(Records from a data source)
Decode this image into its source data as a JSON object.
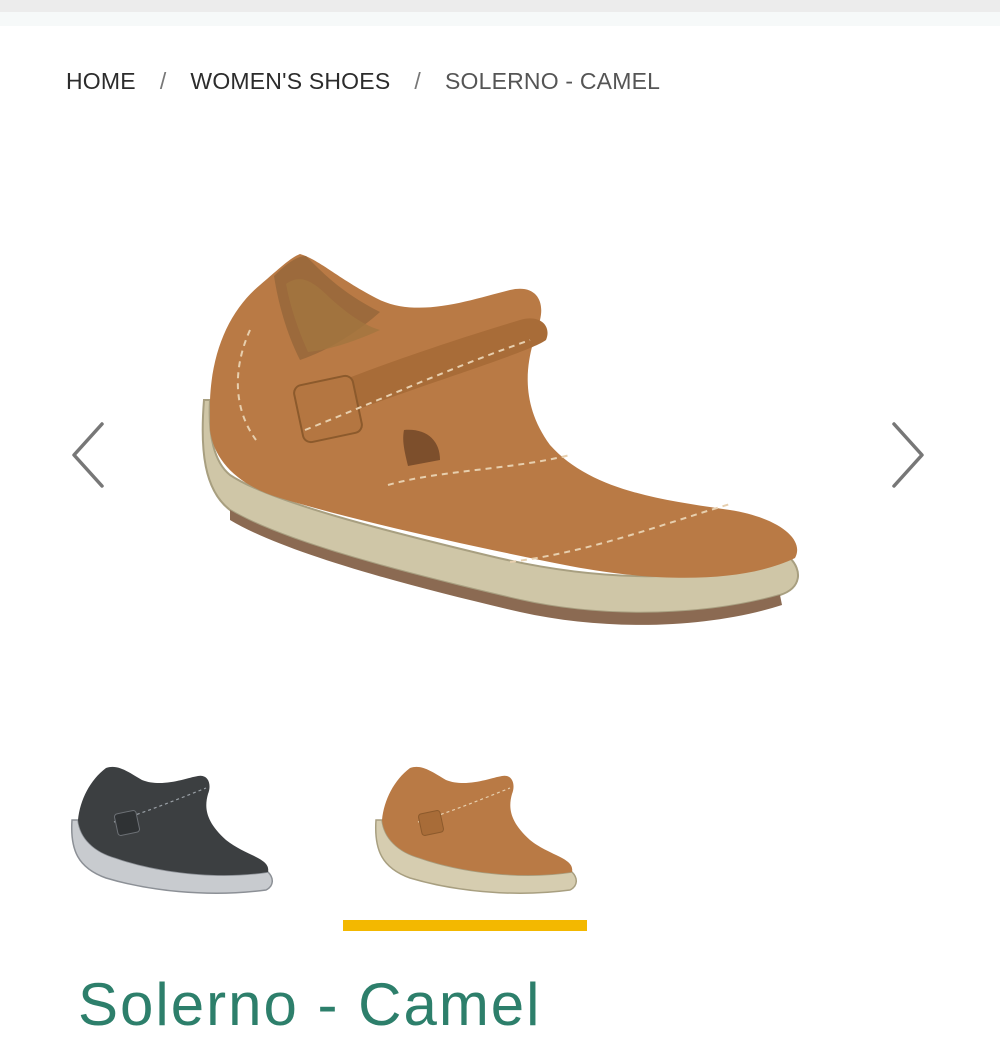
{
  "breadcrumb": {
    "home": "HOME",
    "category": "WOMEN'S SHOES",
    "current": "SOLERNO - CAMEL",
    "separator": "/"
  },
  "gallery": {
    "main_image_alt": "Solerno camel shoe",
    "prev_icon": "chevron-left-icon",
    "next_icon": "chevron-right-icon",
    "thumbnails": [
      {
        "alt": "Solerno black shoe",
        "color": "#3c3f41"
      },
      {
        "alt": "Solerno camel shoe",
        "color": "#b97a45",
        "selected": true
      }
    ],
    "indicator_color": "#f3b800"
  },
  "product": {
    "title": "Solerno - Camel",
    "title_color": "#2d7f6b"
  }
}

● **WORK INSTRUCTIONS**
Select every line above that contains the word "chevron", and copy it.

● **RESULT FOR THIS TASK**
    "prev_icon": "chevron-left-icon",
    "next_icon": "chevron-right-icon",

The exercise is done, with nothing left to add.